- Testo di lettura
Scopriamo insieme i dettagli riguardanti la presenza o meno di microplastiche nel sangue e le annesse possibili conseguenze sulla nostra salute. Soffermiamoci anche su cosa si intenda per microplastiche presenti, in particolar modo, nell’acqua.
Lo studio sulle microplastiche nel sangue
Partiamo dalla domanda iniziale: le microplastiche possono finire nel sangue e circolare nel nostro corpo? La risposta è sì.
In termini quantitativi, parliamo di circa un cucchiaino di plastica disciolta in mille litri di acqua, paragonabile a dieci grandi vasche da bagno. Questa è la frazione del materiale organico trovato nel sangue – e diffondibile poi in tutto il corpo umano – dagli studiosi olandesi; un esito non particolarmente piacevole quello riscontrato dai tossicologi e dagli immunologi dell’”Università Vrije” di Amsterdam e pubblicato su “Environment International”.

- Requisiti del compito
Riporta il passo del testo sulle microplastiche che comincia con "Lo studio sulle" e prosegue fino a "risposta è sì.", sostituendo "sangue" con "plasma".

- Dati archiviati
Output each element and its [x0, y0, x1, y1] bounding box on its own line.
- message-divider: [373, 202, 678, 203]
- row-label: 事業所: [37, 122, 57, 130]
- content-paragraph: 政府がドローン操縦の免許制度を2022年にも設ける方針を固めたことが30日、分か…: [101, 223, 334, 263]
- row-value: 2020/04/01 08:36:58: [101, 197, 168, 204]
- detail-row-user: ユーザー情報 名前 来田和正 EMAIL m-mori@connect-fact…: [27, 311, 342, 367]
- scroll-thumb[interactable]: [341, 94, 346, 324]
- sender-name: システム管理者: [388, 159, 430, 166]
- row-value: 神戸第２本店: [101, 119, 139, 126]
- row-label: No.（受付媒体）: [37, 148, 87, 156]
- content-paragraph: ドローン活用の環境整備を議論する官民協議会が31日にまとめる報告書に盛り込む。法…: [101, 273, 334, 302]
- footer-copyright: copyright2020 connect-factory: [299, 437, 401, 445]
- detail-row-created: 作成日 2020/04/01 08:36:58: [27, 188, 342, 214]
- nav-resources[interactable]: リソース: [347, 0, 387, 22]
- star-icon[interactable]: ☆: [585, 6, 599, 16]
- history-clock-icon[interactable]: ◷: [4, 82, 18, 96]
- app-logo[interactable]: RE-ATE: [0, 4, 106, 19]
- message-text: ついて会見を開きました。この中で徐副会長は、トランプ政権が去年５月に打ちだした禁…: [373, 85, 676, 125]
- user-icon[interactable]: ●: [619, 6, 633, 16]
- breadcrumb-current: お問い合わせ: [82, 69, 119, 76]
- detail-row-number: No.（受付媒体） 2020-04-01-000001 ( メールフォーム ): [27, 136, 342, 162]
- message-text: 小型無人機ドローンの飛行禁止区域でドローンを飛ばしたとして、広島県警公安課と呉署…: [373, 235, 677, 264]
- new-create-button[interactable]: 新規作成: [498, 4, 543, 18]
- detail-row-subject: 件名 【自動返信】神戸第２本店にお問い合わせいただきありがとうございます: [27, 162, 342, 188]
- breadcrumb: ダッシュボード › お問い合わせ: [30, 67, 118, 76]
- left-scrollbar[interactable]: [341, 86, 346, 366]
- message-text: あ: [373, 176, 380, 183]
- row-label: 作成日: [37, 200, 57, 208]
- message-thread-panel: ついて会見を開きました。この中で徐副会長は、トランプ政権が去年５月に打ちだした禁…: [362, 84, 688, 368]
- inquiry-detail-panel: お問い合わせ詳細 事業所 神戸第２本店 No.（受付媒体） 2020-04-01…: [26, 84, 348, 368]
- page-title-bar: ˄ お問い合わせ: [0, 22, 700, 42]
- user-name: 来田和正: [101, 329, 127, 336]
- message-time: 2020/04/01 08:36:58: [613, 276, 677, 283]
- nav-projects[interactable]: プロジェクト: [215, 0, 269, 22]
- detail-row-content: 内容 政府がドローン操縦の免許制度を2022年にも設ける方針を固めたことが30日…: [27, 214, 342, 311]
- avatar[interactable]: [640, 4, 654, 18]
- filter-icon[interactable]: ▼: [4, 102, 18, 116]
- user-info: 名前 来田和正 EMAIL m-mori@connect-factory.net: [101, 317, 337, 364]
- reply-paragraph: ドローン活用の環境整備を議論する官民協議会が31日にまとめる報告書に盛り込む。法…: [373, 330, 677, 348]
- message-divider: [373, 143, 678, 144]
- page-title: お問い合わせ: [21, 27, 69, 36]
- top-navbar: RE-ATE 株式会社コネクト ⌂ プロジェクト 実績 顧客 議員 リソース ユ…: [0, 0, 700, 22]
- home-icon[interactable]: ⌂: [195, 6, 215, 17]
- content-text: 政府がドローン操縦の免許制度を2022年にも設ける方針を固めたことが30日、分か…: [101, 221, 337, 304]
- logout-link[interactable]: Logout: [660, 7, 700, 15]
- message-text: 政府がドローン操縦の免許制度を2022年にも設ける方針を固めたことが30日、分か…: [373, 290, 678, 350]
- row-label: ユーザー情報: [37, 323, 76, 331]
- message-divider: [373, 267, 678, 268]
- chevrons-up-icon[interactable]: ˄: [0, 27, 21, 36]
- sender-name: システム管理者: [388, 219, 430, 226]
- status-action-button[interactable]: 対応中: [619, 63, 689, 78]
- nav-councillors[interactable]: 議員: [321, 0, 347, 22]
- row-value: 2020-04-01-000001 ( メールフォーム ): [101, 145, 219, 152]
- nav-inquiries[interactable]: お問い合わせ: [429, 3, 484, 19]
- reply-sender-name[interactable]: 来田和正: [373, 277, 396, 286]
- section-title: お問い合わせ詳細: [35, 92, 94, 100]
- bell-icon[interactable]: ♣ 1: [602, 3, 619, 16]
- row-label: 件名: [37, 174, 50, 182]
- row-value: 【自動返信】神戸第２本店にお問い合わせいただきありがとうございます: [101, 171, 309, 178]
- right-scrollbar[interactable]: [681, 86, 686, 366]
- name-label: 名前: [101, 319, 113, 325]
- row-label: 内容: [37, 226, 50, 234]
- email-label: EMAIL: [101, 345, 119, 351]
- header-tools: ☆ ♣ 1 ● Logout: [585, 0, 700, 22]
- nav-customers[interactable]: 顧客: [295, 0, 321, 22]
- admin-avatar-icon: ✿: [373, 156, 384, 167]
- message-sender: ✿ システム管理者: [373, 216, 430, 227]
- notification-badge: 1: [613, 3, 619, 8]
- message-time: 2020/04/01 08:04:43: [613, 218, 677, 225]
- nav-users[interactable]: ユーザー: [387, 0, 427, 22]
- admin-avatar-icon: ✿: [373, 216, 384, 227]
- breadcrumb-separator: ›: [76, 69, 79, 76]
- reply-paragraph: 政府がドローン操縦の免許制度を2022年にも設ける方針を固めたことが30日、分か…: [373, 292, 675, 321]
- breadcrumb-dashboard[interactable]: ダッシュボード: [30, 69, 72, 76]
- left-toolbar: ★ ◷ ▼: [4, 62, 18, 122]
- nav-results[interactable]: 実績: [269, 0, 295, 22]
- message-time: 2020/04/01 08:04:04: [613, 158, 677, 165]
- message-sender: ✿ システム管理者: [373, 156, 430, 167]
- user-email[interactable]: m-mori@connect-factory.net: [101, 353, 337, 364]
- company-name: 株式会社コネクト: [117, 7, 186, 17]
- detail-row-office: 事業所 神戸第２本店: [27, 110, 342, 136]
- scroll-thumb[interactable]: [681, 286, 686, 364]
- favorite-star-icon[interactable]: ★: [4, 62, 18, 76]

- Risultato del compito
Lo studio sulle microplastiche nel plasma
Partiamo dalla domanda iniziale: le microplastiche possono finire nel plasma e circolare nel nostro corpo? La risposta è sì.